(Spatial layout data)
###

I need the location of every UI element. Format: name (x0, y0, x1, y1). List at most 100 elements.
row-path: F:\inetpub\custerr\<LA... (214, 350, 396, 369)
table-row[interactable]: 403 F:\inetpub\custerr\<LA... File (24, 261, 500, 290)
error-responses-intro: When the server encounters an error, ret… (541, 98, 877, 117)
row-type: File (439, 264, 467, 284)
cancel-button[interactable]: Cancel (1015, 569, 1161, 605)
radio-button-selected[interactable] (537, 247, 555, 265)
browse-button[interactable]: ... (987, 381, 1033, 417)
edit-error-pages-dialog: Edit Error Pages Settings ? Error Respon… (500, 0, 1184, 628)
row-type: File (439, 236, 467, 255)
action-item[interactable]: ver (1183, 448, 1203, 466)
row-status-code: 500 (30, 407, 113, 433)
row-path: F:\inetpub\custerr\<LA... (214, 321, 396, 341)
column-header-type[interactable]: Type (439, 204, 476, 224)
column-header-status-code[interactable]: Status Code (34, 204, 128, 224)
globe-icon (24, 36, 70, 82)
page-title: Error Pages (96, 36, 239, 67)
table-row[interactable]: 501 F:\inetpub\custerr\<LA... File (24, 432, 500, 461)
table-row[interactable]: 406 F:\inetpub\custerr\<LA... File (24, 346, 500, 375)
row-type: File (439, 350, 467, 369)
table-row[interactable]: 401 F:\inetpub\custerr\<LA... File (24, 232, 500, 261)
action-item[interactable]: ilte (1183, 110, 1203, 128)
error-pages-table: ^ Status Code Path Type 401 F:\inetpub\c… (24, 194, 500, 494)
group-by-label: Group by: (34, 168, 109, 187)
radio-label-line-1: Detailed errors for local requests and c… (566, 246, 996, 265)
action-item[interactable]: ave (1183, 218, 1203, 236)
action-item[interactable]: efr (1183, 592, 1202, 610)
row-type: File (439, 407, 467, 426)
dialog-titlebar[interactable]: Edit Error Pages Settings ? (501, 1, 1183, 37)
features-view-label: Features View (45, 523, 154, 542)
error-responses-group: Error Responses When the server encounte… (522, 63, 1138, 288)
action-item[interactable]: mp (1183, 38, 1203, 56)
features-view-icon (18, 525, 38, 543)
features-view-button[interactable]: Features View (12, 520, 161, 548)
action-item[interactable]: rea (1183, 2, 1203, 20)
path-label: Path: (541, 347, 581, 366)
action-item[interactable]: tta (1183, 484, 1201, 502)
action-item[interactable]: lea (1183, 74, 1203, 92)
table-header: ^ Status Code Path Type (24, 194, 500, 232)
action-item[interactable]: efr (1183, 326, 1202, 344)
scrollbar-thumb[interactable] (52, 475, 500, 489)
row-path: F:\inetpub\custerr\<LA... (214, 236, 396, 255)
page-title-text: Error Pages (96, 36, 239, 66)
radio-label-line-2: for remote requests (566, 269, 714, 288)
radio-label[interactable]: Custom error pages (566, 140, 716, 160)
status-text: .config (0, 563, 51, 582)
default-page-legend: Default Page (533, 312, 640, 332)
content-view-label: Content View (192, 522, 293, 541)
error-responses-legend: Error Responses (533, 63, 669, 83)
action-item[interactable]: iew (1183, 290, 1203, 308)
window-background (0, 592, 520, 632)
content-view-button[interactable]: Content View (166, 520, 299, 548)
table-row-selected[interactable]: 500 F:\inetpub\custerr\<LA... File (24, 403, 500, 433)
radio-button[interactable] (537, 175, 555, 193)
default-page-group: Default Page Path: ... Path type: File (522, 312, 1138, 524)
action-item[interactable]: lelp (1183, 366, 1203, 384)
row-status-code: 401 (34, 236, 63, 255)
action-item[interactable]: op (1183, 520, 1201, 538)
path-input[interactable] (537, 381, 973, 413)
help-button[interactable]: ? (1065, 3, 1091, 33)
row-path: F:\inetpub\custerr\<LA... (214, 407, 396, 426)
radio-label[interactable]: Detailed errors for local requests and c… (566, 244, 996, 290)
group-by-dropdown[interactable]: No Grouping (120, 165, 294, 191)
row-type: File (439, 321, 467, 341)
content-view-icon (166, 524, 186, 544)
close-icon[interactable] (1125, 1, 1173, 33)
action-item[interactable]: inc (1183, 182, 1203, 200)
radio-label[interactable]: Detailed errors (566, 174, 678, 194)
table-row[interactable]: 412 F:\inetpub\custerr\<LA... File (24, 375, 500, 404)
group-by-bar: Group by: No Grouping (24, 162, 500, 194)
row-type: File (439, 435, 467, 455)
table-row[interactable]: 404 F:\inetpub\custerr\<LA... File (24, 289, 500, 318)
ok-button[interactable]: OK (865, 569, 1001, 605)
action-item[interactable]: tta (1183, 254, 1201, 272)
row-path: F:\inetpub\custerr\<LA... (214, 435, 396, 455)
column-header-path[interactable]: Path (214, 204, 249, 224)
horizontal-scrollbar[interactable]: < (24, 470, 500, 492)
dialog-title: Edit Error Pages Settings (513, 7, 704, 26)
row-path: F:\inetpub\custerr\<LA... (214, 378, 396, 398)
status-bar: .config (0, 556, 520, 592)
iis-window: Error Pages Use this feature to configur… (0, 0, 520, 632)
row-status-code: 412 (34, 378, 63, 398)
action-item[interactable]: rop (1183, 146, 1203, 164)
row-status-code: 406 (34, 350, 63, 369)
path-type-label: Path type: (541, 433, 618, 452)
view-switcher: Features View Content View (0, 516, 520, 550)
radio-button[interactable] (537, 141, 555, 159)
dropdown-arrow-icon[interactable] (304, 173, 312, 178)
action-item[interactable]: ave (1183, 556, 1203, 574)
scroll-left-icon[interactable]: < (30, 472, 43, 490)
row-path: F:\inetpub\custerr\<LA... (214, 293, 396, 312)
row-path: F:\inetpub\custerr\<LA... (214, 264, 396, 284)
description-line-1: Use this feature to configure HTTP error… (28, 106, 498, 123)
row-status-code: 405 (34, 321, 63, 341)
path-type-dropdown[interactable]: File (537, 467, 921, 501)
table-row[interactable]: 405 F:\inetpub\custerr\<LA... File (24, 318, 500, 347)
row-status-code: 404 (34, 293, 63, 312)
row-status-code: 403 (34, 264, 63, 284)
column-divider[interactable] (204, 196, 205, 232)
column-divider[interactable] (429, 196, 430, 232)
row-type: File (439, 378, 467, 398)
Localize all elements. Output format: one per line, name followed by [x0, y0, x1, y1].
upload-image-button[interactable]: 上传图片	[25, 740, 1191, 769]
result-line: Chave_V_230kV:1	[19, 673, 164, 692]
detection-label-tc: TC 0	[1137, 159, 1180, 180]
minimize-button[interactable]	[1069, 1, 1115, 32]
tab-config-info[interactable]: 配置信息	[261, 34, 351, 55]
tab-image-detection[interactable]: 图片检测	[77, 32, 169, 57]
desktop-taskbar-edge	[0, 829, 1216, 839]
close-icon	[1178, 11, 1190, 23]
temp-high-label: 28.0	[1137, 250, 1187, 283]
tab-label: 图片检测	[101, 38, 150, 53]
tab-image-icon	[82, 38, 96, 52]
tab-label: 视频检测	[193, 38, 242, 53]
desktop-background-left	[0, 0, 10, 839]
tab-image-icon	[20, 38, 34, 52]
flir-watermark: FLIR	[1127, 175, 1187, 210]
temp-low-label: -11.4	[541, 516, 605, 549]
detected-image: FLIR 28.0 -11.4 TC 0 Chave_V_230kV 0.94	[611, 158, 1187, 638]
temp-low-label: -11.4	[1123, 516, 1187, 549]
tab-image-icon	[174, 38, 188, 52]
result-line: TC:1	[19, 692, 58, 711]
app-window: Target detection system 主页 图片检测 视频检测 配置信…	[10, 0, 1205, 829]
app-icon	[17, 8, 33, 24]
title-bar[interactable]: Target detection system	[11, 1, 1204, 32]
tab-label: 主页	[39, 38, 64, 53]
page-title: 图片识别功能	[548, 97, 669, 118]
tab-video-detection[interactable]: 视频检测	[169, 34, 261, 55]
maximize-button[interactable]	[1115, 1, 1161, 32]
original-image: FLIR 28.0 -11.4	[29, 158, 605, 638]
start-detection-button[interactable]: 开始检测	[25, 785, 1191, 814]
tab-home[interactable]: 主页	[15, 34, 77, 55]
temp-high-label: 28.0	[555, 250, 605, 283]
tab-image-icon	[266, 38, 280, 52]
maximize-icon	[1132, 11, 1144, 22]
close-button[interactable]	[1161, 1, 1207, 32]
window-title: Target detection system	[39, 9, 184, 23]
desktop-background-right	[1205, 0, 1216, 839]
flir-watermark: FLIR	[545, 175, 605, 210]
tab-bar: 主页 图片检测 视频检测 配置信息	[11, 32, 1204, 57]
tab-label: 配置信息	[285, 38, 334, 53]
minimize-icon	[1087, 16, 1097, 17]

###

[SET PROBLEM] Edit the lines from the start through the line containing "page-title: Error Pages (96, 36, 239, 67)" by changing "globe-icon" to "site-icon", and output only those lines with nothing else altered.

[FINAL RESULT]
I need the location of every UI element. Format: name (x0, y0, x1, y1). List at most 100 elements.
row-path: F:\inetpub\custerr\<LA... (214, 350, 396, 369)
table-row[interactable]: 403 F:\inetpub\custerr\<LA... File (24, 261, 500, 290)
error-responses-intro: When the server encounters an error, ret… (541, 98, 877, 117)
row-type: File (439, 264, 467, 284)
cancel-button[interactable]: Cancel (1015, 569, 1161, 605)
radio-button-selected[interactable] (537, 247, 555, 265)
browse-button[interactable]: ... (987, 381, 1033, 417)
edit-error-pages-dialog: Edit Error Pages Settings ? Error Respon… (500, 0, 1184, 628)
row-type: File (439, 236, 467, 255)
action-item[interactable]: ver (1183, 448, 1203, 466)
row-status-code: 500 (30, 407, 113, 433)
row-path: F:\inetpub\custerr\<LA... (214, 321, 396, 341)
column-header-type[interactable]: Type (439, 204, 476, 224)
column-header-status-code[interactable]: Status Code (34, 204, 128, 224)
site-icon (24, 36, 70, 82)
page-title: Error Pages (96, 36, 239, 67)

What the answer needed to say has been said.